• [Extracted data entries]:
● ● ● ●

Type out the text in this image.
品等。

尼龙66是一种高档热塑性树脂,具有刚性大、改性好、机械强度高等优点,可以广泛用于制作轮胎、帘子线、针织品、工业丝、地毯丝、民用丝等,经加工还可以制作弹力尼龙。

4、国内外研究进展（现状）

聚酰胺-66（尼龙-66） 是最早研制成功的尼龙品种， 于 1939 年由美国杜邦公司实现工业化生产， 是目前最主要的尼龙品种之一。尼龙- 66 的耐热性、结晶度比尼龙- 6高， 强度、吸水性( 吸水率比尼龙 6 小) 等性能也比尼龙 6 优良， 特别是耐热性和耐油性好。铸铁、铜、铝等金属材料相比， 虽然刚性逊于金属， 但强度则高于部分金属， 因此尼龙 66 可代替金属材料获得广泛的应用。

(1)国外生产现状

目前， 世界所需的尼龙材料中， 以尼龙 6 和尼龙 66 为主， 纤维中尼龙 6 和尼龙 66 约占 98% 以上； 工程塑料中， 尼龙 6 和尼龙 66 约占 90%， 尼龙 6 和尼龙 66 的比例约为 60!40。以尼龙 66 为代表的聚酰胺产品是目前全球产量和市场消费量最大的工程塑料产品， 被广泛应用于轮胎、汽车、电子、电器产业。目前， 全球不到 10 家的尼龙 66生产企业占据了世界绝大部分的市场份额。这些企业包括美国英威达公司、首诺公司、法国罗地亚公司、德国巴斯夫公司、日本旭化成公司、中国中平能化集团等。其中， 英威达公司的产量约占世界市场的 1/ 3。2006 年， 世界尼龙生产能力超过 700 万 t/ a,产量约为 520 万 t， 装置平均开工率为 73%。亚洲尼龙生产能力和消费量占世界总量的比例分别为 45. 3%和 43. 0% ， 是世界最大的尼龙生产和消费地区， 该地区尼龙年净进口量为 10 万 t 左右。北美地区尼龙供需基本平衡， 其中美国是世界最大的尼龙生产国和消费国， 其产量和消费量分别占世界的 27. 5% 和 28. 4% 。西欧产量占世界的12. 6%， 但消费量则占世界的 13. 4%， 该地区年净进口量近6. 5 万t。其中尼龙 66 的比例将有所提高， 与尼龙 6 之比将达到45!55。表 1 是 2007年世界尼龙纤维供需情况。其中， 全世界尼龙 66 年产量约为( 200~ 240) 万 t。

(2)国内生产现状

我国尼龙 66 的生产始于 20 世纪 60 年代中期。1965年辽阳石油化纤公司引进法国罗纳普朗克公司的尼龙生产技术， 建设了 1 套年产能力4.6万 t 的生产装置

● ● ● ●

• [Objective]: Provide an exact reproduction of all the entries shown above.

• [Correct output]:
Type out the text in this image.
品等。

尼龙66是一种高档热塑性树脂,具有刚性大、改性好、机械强度高等优点,可以广泛用于制作轮胎、帘子线、针织品、工业丝、地毯丝、民用丝等,经加工还可以制作弹力尼龙。

4、国内外研究进展（现状）

聚酰胺-66（尼龙-66） 是最早研制成功的尼龙品种， 于 1939 年由美国杜邦公司实现工业化生产， 是目前最主要的尼龙品种之一。尼龙- 66 的耐热性、结晶度比尼龙- 6高， 强度、吸水性( 吸水率比尼龙 6 小) 等性能也比尼龙 6 优良， 特别是耐热性和耐油性好。铸铁、铜、铝等金属材料相比， 虽然刚性逊于金属， 但强度则高于部分金属， 因此尼龙 66 可代替金属材料获得广泛的应用。

(1)国外生产现状

目前， 世界所需的尼龙材料中， 以尼龙 6 和尼龙 66 为主， 纤维中尼龙 6 和尼龙 66 约占 98% 以上； 工程塑料中， 尼龙 6 和尼龙 66 约占 90%， 尼龙 6 和尼龙 66 的比例约为 60!40。以尼龙 66 为代表的聚酰胺产品是目前全球产量和市场消费量最大的工程塑料产品， 被广泛应用于轮胎、汽车、电子、电器产业。目前， 全球不到 10 家的尼龙 66生产企业占据了世界绝大部分的市场份额。这些企业包括美国英威达公司、首诺公司、法国罗地亚公司、德国巴斯夫公司、日本旭化成公司、中国中平能化集团等。其中， 英威达公司的产量约占世界市场的 1/ 3。2006 年， 世界尼龙生产能力超过 700 万 t/ a,产量约为 520 万 t， 装置平均开工率为 73%。亚洲尼龙生产能力和消费量占世界总量的比例分别为 45. 3%和 43. 0% ， 是世界最大的尼龙生产和消费地区， 该地区尼龙年净进口量为 10 万 t 左右。北美地区尼龙供需基本平衡， 其中美国是世界最大的尼龙生产国和消费国， 其产量和消费量分别占世界的 27. 5% 和 28. 4% 。西欧产量占世界的12. 6%， 但消费量则占世界的 13. 4%， 该地区年净进口量近6. 5 万t。其中尼龙 66 的比例将有所提高， 与尼龙 6 之比将达到45!55。表 1 是 2007年世界尼龙纤维供需情况。其中， 全世界尼龙 66 年产量约为( 200~ 240) 万 t。

(2)国内生产现状

我国尼龙 66 的生产始于 20 世纪 60 年代中期。1965年辽阳石油化纤公司引进法国罗纳普朗克公司的尼龙生产技术， 建设了 1 套年产能力4.6万 t 的生产装置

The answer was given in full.